▶ _Task details_: Please reproduce word for word the lines of the listing below, from the line with "pipe-right-wall (188, 6, 288, 522)" up to and including the line with "Decompose this screenshot".

▶ _Extracted data_:
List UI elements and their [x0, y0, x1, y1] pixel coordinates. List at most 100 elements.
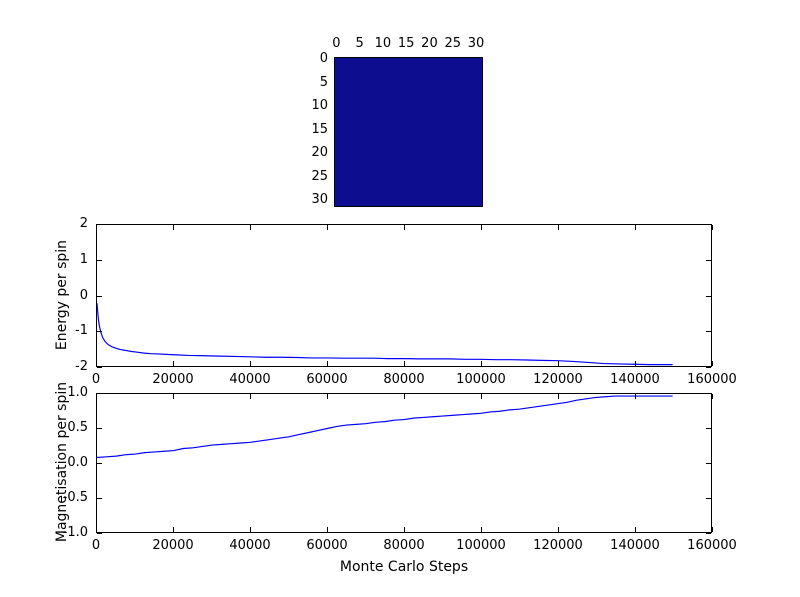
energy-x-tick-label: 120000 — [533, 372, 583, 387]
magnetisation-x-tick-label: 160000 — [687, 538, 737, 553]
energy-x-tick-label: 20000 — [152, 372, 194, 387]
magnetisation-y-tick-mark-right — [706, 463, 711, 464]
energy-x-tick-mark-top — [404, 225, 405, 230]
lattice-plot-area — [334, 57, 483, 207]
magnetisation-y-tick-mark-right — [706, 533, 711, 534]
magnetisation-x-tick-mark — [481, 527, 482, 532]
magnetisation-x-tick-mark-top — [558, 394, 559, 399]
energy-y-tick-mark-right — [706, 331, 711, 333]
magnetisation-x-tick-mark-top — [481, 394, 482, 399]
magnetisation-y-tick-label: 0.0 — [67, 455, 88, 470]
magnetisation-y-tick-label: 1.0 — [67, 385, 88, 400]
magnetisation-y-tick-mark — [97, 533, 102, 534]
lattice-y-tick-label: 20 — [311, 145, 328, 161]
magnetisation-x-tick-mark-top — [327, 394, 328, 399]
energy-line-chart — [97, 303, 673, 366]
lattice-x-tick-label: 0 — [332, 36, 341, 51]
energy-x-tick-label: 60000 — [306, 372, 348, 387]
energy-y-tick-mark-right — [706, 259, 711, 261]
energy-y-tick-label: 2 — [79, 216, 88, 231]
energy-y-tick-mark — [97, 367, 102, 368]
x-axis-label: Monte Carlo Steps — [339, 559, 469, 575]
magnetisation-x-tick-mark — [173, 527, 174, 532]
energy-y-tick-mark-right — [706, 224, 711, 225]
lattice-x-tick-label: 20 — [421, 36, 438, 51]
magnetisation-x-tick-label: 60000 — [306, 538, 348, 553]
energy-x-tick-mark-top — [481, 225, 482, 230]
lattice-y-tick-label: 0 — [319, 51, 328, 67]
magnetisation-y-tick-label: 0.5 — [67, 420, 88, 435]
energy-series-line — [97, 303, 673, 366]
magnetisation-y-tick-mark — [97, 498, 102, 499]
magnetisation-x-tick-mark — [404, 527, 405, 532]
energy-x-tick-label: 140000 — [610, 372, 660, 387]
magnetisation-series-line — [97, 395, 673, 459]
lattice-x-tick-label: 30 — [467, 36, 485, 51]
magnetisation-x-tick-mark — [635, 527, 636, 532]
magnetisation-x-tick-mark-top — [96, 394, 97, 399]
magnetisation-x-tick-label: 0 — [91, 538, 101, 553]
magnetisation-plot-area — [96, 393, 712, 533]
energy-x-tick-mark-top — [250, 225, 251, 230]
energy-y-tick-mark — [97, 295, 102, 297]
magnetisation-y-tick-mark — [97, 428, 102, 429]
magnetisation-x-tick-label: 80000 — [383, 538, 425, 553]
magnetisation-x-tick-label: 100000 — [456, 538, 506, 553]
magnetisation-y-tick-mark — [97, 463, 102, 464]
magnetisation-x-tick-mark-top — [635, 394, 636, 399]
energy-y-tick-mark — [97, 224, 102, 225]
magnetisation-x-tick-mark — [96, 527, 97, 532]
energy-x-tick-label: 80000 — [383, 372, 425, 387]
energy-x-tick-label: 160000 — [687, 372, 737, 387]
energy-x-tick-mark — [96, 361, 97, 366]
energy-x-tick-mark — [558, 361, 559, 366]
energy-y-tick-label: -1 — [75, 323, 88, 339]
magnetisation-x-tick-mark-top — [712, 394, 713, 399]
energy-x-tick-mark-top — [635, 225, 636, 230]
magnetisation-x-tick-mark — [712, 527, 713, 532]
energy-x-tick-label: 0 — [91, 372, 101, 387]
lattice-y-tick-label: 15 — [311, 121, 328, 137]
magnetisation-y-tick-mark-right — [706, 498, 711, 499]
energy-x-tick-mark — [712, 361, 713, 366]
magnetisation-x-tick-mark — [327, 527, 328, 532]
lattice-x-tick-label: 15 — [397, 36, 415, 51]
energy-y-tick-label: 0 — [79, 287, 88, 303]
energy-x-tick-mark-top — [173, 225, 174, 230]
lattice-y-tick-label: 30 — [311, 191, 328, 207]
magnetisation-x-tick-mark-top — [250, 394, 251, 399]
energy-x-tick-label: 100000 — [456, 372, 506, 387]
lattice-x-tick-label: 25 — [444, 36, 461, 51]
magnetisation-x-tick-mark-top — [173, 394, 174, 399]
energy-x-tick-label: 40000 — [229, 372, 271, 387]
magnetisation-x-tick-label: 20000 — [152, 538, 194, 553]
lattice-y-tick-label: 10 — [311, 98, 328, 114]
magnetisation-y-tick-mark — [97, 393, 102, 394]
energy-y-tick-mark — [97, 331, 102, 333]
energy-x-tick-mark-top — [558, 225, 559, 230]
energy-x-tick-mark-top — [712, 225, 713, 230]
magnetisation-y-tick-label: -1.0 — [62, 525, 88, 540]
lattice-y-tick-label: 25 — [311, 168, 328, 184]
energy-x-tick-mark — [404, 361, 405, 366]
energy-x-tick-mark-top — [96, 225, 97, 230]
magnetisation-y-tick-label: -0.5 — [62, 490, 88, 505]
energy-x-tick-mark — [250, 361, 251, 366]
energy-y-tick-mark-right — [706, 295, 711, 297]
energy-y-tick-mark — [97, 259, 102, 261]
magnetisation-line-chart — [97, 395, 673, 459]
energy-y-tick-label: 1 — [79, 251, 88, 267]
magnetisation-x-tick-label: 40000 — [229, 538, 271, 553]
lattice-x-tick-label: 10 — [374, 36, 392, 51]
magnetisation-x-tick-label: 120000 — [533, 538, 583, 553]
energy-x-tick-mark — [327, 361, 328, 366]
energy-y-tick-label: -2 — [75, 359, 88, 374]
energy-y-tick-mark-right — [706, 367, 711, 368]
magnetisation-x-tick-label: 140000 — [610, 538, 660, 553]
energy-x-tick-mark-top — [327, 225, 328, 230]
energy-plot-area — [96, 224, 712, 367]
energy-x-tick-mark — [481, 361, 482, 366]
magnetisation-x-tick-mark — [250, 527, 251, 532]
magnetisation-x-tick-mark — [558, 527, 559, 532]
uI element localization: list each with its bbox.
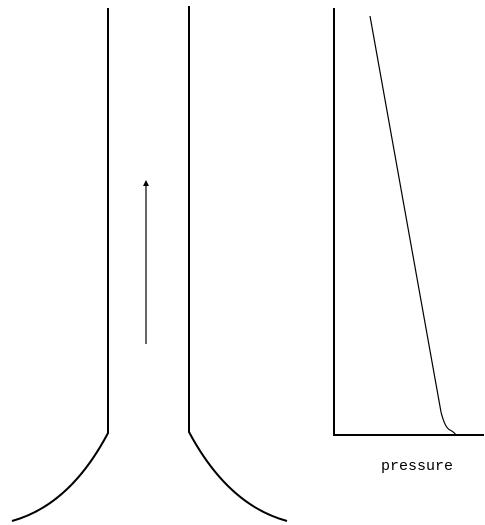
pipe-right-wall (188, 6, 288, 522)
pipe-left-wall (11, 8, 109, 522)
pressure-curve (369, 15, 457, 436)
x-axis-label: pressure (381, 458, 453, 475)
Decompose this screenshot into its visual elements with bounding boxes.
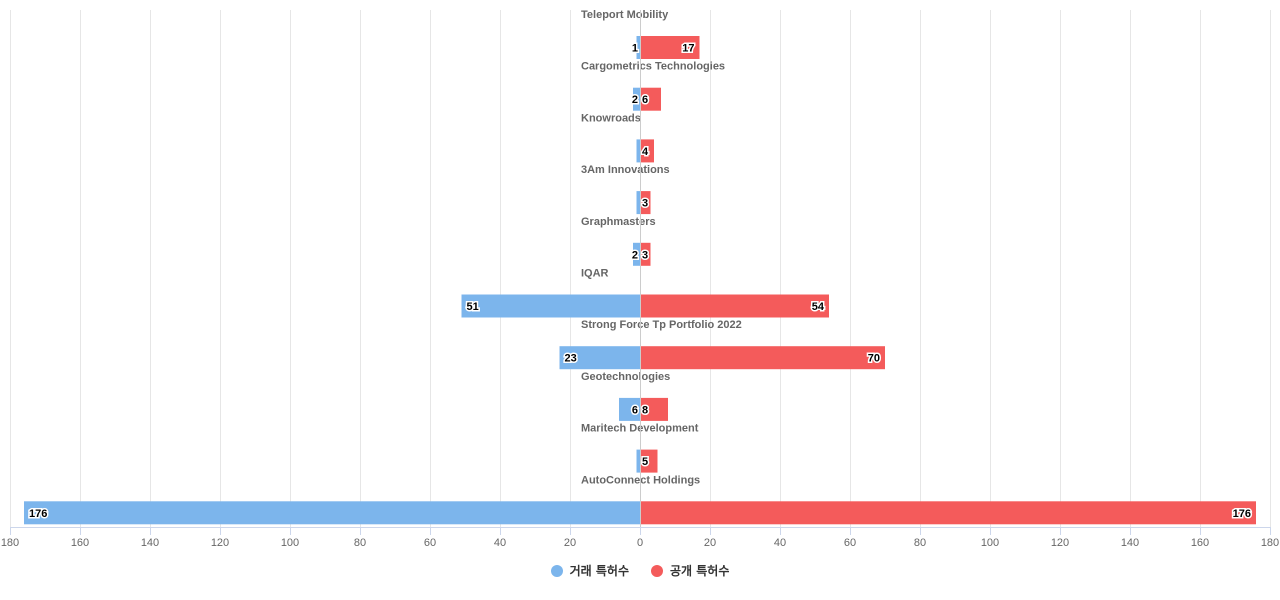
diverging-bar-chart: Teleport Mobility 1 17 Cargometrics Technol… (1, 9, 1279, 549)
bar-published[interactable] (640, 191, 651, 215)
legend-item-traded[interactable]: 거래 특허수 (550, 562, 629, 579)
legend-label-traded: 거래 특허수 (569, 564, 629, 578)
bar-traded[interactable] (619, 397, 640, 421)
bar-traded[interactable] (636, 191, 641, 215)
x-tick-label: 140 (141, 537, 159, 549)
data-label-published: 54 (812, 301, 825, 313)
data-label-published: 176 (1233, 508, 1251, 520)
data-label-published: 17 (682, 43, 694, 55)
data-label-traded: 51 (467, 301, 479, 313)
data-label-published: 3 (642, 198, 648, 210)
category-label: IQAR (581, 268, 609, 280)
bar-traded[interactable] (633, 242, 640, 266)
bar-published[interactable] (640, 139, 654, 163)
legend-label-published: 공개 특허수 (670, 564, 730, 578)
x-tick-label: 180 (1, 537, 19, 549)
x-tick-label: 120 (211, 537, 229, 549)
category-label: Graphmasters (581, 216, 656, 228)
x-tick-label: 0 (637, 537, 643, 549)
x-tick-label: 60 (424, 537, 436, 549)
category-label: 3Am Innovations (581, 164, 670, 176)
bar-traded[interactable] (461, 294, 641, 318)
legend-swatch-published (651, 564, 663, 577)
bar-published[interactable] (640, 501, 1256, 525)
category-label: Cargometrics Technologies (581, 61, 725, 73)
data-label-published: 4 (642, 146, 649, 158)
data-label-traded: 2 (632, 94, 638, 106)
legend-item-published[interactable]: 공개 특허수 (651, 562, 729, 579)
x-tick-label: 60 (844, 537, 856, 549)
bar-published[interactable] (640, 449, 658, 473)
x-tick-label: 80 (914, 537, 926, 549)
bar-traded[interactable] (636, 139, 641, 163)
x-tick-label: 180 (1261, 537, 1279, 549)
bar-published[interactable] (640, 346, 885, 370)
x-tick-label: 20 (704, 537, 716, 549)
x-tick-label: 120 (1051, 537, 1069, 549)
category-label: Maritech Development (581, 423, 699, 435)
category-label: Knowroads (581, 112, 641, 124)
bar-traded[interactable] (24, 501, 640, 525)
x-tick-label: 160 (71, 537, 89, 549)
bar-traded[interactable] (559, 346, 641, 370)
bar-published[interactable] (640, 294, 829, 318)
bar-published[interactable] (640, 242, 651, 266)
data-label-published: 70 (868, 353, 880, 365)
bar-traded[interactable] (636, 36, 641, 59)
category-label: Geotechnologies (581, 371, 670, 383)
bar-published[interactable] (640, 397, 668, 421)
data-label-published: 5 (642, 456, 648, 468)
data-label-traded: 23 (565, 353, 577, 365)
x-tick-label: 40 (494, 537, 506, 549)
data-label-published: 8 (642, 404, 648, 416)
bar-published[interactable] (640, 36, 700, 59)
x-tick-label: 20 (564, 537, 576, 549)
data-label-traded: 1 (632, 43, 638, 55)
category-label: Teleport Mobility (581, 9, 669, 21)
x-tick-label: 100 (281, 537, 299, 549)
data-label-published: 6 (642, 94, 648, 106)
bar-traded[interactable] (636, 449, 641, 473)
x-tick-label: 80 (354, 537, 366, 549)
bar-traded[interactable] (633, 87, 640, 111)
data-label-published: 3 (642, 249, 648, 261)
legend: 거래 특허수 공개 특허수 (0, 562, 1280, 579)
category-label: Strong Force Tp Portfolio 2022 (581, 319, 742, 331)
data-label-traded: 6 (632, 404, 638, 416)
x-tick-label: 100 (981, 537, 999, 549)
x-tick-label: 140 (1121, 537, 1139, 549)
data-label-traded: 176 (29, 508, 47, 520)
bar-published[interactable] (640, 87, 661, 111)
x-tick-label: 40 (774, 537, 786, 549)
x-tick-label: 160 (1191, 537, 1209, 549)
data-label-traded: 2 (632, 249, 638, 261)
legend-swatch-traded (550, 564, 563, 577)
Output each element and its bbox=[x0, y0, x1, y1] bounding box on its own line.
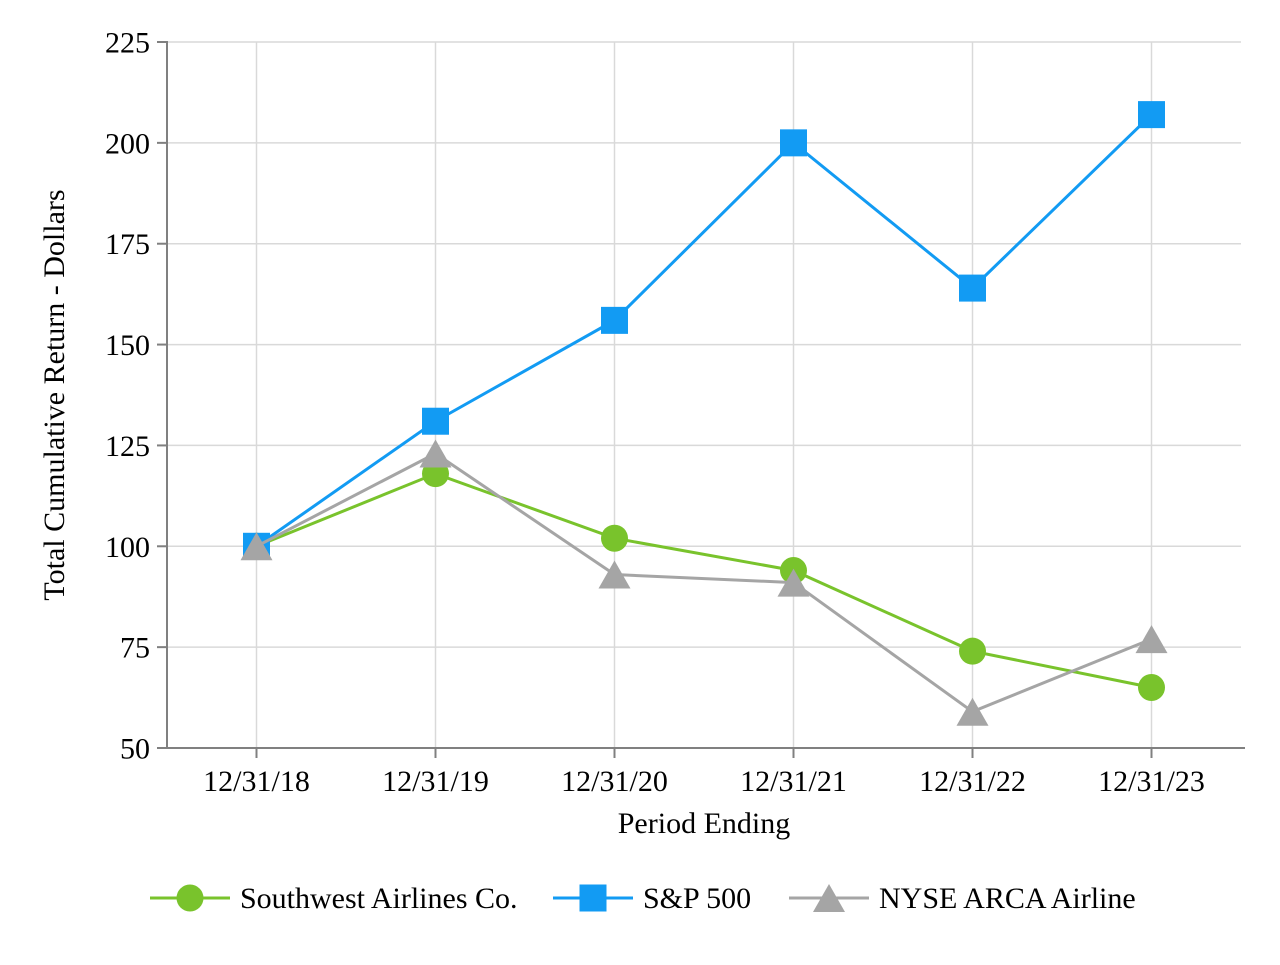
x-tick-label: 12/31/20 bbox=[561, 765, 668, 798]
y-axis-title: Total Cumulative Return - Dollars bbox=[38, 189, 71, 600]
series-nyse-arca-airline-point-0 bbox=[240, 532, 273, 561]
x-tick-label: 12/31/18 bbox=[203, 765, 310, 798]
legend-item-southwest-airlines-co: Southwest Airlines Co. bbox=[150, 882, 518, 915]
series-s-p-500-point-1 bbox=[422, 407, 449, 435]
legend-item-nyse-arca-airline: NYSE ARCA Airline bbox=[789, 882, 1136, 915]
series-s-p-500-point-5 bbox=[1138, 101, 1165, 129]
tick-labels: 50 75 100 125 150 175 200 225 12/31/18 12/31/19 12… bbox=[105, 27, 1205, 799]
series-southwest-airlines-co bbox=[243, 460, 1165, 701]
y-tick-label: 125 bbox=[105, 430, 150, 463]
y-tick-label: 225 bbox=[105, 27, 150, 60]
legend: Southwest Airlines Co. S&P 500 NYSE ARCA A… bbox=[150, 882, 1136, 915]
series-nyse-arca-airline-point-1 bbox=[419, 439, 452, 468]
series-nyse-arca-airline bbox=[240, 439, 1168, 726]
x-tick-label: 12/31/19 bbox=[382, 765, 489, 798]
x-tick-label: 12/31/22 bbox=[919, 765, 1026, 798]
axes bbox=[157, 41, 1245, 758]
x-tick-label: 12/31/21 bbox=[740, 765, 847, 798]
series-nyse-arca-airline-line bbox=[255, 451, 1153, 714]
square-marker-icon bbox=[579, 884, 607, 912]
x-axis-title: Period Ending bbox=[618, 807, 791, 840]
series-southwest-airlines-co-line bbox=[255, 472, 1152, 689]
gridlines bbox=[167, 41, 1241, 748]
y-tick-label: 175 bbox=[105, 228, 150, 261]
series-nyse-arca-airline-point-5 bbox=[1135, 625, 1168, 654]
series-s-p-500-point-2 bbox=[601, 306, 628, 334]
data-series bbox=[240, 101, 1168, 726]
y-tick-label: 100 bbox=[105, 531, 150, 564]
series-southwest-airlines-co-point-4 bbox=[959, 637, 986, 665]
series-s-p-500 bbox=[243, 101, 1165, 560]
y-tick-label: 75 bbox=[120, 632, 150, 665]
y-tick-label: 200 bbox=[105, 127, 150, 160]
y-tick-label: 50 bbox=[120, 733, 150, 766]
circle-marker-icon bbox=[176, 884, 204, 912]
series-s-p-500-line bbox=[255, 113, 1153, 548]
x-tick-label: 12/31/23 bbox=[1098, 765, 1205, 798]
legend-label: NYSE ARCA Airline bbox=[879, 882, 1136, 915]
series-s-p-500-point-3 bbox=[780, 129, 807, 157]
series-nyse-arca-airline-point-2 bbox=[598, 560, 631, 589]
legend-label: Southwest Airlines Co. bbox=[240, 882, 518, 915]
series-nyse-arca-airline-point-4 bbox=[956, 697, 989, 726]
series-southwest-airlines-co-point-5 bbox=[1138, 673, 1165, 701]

▶ _Written answer_:
pipe-right-wall (188, 6, 288, 522)
pipe-left-wall (11, 8, 109, 522)
pressure-curve (369, 15, 457, 436)
x-axis-label: pressure (381, 458, 453, 475)
Decompose this screenshot into its visual elements with bounding boxes.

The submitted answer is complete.